Scan the material that follows. Copy every line containing the word "structured".

===== Data provided =====

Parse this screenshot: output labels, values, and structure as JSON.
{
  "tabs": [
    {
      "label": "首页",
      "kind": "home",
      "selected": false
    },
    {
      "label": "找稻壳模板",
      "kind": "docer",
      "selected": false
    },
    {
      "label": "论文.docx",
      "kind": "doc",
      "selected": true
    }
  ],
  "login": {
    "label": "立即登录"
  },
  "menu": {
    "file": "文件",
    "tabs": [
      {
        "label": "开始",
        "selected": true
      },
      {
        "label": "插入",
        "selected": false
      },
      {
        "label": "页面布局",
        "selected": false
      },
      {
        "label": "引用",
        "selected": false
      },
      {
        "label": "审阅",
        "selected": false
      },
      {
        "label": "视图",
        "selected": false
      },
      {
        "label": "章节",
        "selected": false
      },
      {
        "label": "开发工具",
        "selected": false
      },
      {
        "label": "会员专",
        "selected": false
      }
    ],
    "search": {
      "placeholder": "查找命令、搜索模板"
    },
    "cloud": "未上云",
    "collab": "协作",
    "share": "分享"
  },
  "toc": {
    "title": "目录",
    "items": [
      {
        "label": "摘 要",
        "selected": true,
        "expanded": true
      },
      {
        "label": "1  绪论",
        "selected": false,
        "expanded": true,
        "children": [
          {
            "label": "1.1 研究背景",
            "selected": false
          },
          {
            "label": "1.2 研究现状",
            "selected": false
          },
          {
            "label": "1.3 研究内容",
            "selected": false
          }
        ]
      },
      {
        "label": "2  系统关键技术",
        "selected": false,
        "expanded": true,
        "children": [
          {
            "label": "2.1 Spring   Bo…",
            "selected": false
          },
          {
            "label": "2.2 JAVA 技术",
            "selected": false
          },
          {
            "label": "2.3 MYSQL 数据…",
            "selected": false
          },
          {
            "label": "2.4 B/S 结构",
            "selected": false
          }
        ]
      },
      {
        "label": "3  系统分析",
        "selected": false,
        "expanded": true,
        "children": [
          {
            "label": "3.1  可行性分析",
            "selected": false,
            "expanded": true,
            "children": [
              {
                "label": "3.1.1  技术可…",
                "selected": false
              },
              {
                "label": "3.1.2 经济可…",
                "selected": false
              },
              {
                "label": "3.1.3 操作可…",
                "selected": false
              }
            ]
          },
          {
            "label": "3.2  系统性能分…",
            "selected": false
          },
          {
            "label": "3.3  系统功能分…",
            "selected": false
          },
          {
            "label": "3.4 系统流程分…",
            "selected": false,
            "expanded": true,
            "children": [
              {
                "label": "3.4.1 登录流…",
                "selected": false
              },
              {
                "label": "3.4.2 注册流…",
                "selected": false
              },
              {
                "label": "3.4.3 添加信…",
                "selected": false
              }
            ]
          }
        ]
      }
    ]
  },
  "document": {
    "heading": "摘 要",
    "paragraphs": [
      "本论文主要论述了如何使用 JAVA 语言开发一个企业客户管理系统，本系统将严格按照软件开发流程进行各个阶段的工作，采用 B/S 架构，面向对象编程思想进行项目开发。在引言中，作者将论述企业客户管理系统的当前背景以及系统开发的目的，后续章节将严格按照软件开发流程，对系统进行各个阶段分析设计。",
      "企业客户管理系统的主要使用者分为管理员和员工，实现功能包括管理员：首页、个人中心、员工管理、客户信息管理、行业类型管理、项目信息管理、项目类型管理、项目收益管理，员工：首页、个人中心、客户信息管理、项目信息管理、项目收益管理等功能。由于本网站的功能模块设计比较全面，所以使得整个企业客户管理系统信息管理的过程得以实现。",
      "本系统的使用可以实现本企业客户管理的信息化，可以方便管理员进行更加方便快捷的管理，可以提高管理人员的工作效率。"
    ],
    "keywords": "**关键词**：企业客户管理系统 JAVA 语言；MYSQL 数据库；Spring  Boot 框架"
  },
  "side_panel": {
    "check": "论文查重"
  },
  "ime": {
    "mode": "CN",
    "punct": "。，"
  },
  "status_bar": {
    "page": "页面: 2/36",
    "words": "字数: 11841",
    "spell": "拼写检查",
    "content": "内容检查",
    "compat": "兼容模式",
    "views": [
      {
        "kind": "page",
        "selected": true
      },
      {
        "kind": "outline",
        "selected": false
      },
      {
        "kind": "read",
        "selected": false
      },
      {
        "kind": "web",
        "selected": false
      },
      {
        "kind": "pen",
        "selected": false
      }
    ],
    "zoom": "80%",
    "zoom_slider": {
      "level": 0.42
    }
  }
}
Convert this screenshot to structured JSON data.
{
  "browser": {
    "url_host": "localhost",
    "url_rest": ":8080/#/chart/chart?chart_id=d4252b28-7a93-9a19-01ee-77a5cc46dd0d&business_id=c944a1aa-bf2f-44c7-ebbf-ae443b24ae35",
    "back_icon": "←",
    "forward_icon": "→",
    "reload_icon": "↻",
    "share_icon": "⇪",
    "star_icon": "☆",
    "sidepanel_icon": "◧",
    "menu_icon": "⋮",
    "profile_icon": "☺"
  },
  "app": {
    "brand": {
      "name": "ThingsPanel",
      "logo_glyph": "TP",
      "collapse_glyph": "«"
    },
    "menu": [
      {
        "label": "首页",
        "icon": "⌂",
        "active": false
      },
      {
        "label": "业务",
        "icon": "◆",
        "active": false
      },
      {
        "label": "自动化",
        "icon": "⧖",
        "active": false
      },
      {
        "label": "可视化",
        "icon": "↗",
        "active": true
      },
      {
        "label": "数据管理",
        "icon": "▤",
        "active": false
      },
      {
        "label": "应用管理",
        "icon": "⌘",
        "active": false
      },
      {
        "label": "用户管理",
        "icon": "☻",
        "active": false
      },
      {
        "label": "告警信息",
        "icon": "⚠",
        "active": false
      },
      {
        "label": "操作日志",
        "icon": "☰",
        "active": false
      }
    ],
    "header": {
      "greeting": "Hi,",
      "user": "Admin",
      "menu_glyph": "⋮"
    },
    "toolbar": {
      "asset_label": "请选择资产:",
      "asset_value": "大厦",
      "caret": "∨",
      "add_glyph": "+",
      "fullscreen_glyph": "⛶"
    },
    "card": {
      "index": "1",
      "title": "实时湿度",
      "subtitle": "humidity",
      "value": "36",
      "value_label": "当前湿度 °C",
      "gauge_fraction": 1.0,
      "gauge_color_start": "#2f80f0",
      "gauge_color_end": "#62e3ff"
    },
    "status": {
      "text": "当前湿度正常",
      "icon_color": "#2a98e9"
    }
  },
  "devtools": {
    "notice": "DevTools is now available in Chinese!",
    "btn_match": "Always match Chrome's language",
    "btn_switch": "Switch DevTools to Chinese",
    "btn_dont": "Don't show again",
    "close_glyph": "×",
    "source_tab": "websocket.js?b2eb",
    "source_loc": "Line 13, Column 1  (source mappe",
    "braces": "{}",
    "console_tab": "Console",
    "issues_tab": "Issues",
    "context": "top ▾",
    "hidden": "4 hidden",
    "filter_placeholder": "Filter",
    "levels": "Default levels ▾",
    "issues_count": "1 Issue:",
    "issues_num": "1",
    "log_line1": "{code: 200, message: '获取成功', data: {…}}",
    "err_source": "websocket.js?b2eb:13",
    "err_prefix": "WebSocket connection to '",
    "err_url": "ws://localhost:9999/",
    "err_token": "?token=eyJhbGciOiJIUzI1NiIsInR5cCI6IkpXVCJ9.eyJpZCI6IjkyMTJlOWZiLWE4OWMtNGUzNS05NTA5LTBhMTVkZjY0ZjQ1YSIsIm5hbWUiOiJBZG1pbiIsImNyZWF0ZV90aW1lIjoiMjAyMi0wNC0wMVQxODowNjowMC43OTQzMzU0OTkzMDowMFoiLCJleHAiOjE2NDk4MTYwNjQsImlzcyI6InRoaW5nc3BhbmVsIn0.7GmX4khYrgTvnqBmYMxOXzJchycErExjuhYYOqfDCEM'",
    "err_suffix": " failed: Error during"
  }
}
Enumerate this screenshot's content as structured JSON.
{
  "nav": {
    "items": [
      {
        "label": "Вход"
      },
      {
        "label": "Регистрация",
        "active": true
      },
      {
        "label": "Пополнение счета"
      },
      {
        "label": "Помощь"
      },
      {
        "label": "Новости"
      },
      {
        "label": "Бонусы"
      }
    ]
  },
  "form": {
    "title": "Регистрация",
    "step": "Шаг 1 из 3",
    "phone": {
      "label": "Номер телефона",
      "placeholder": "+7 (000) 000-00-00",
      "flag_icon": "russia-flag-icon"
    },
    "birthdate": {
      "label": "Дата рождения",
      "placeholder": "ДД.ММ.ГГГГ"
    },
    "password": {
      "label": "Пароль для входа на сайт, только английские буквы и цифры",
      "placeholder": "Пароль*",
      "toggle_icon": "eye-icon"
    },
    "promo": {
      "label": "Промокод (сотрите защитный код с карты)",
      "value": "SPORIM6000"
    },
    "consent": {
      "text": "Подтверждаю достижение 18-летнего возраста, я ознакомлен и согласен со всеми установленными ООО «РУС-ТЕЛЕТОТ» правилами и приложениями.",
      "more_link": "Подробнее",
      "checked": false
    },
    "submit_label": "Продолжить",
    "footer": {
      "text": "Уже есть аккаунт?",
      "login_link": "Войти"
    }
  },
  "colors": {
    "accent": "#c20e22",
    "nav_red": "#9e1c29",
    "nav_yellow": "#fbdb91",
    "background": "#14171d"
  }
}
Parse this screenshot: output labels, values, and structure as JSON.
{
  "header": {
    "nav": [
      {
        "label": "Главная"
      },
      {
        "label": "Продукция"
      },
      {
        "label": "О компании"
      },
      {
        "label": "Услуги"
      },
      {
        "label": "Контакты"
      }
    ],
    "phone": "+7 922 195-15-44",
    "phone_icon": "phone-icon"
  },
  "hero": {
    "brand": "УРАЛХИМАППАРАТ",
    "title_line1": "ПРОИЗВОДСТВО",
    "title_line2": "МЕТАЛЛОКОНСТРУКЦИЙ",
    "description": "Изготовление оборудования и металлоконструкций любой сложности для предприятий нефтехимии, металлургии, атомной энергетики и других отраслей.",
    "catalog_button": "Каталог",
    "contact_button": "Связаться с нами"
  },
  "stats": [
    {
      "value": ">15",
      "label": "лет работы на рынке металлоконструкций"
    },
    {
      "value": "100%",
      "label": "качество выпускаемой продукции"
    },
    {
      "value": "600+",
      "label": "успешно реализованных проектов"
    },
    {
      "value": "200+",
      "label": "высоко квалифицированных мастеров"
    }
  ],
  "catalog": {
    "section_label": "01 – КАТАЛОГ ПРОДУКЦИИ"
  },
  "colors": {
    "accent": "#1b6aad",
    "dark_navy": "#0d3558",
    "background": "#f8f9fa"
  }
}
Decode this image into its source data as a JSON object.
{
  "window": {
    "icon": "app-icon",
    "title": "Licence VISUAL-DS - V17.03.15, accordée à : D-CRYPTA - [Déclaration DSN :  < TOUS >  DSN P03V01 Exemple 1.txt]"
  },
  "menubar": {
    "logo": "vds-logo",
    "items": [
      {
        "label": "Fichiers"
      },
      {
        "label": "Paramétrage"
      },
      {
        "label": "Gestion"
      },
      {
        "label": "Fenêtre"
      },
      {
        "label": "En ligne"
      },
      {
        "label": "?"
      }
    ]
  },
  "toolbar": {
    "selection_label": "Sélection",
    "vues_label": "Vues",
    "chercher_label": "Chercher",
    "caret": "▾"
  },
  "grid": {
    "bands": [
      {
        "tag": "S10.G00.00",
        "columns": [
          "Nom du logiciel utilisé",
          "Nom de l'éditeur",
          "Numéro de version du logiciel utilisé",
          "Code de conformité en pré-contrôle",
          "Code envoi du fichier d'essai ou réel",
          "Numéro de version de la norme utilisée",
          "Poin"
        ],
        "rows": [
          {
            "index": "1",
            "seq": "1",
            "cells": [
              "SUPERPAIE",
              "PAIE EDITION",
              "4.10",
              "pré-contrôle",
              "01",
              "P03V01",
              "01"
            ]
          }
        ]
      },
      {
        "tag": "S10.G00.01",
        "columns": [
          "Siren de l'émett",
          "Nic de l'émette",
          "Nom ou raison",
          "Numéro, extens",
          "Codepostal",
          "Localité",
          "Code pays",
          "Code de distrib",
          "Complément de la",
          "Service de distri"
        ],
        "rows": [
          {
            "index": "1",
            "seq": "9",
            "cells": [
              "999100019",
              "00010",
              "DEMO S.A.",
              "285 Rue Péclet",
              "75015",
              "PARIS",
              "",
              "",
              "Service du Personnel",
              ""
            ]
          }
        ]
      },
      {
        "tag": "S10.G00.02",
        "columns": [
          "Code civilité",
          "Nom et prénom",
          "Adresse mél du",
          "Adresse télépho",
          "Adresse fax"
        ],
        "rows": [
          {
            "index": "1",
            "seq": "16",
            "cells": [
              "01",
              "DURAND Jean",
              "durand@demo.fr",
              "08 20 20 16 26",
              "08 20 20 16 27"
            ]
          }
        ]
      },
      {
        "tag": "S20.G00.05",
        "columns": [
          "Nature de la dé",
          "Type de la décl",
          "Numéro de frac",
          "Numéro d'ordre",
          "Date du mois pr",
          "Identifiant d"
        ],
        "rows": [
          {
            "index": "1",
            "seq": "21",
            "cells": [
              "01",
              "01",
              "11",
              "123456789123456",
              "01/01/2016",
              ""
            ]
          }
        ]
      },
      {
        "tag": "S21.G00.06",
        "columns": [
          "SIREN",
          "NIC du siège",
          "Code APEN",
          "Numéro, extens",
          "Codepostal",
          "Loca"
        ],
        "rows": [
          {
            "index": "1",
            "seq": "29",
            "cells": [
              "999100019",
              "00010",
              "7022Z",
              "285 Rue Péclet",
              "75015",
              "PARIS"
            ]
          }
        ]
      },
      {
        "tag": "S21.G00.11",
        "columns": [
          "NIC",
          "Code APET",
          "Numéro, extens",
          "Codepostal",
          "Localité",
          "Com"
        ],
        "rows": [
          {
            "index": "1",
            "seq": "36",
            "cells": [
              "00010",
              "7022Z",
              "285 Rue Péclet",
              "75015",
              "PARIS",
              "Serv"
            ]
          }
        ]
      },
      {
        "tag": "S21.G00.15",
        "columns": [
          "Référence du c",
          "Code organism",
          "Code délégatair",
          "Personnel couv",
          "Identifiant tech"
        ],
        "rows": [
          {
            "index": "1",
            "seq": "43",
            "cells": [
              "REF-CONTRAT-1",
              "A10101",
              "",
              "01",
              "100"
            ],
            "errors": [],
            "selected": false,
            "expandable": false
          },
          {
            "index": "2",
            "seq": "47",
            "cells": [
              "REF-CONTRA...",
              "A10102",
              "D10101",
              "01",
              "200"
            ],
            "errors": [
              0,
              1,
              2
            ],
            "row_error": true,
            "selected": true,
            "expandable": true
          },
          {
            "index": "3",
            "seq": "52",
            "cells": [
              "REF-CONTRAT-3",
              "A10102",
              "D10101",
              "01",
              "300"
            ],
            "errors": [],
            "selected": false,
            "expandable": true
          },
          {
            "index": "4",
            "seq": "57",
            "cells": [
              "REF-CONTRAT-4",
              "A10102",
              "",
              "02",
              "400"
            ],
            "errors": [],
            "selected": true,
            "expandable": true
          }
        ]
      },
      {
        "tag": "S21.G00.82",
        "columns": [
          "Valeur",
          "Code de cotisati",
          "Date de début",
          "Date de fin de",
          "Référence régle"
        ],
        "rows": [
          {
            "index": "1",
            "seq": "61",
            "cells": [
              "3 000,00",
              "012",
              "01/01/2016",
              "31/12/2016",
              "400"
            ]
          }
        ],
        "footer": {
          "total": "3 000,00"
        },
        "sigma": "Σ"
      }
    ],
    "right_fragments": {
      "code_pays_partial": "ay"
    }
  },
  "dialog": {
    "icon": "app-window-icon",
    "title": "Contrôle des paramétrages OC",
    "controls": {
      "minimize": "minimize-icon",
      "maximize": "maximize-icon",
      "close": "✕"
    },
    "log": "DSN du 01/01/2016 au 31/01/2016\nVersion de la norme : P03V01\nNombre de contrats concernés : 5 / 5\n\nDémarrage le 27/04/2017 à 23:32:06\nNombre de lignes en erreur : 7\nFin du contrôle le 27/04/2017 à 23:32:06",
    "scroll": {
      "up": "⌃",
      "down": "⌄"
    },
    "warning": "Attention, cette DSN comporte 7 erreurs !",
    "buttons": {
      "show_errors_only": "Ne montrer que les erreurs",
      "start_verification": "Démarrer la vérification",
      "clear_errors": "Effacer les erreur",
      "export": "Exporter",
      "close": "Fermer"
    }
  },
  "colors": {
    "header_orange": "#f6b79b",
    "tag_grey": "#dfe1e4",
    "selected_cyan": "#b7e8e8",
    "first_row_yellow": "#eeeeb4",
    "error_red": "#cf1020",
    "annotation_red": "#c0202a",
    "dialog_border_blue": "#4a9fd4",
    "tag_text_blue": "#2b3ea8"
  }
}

=====

→ Completed task:
Convert this screenshot to structured JSON data.
Enumerate this screenshot's content as structured JSON.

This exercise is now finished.